* Instructions for the task
Gather every line of the entries that includes the word "医院未完成全部四项监测的".

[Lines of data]
□ □ □

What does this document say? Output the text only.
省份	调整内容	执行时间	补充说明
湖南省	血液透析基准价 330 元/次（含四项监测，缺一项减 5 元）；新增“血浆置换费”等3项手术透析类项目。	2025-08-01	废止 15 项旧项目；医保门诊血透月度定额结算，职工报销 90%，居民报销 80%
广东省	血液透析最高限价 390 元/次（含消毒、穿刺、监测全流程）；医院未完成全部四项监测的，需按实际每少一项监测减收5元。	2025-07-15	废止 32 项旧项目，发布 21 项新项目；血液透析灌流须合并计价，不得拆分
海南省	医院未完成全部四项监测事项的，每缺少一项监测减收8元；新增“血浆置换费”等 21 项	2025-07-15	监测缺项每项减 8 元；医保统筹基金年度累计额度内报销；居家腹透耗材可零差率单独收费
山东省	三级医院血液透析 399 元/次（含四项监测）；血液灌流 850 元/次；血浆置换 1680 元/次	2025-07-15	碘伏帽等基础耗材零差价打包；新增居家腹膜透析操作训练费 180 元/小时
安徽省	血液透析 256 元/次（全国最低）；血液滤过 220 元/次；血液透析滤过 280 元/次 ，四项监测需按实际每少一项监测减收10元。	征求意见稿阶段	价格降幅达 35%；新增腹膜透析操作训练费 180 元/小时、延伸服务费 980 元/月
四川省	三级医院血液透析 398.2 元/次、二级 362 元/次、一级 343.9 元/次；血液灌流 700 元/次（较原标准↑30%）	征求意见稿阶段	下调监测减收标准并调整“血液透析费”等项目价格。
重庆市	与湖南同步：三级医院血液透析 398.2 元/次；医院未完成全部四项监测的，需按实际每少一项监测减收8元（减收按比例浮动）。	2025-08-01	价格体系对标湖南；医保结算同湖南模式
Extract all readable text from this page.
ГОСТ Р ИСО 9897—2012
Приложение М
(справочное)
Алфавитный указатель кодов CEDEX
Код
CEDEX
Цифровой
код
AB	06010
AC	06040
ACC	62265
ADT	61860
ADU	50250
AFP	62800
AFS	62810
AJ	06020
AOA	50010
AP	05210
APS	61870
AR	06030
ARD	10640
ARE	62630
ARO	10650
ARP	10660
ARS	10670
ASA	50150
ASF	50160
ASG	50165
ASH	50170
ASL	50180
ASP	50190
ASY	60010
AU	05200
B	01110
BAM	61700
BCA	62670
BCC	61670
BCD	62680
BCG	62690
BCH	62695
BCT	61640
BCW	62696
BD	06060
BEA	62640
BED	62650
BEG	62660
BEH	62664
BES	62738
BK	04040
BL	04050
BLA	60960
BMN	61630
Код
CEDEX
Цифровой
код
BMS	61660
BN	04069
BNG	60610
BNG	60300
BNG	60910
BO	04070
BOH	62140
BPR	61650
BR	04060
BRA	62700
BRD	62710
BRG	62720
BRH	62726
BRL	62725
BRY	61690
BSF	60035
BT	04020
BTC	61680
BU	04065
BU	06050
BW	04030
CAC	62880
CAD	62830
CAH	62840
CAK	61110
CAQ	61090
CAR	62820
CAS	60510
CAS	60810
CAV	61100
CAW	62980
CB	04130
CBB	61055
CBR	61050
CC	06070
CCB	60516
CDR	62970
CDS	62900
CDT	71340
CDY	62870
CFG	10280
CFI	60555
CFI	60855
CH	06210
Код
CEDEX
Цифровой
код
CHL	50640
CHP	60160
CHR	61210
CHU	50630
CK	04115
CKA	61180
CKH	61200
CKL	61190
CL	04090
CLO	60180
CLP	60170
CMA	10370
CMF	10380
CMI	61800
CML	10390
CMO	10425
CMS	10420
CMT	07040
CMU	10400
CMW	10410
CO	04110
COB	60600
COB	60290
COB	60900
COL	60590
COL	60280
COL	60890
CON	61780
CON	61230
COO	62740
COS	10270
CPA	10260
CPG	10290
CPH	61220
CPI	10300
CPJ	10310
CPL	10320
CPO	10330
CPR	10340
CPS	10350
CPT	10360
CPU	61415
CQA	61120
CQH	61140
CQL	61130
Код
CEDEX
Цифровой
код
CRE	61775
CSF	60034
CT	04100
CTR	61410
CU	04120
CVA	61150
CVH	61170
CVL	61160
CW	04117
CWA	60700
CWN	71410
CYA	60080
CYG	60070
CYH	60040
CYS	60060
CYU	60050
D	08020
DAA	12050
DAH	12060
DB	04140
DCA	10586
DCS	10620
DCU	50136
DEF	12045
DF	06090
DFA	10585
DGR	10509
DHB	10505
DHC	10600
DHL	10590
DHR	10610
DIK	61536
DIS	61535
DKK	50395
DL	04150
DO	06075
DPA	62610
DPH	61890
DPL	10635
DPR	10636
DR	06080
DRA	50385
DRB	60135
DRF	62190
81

□ □ □

* Answer for the task
广东省	血液透析最高限价 390 元/次（含消毒、穿刺、监测全流程）；医院未完成全部四项监测的，需按实际每少一项监测减收5元。	2025-07-15	废止 32 项旧项目，发布 21 项新项目；血液透析灌流须合并计价，不得拆分
重庆市	与湖南同步：三级医院血液透析 398.2 元/次；医院未完成全部四项监测的，需按实际每少一项监测减收8元（减收按比例浮动）。	2025-08-01	价格体系对标湖南；医保结算同湖南模式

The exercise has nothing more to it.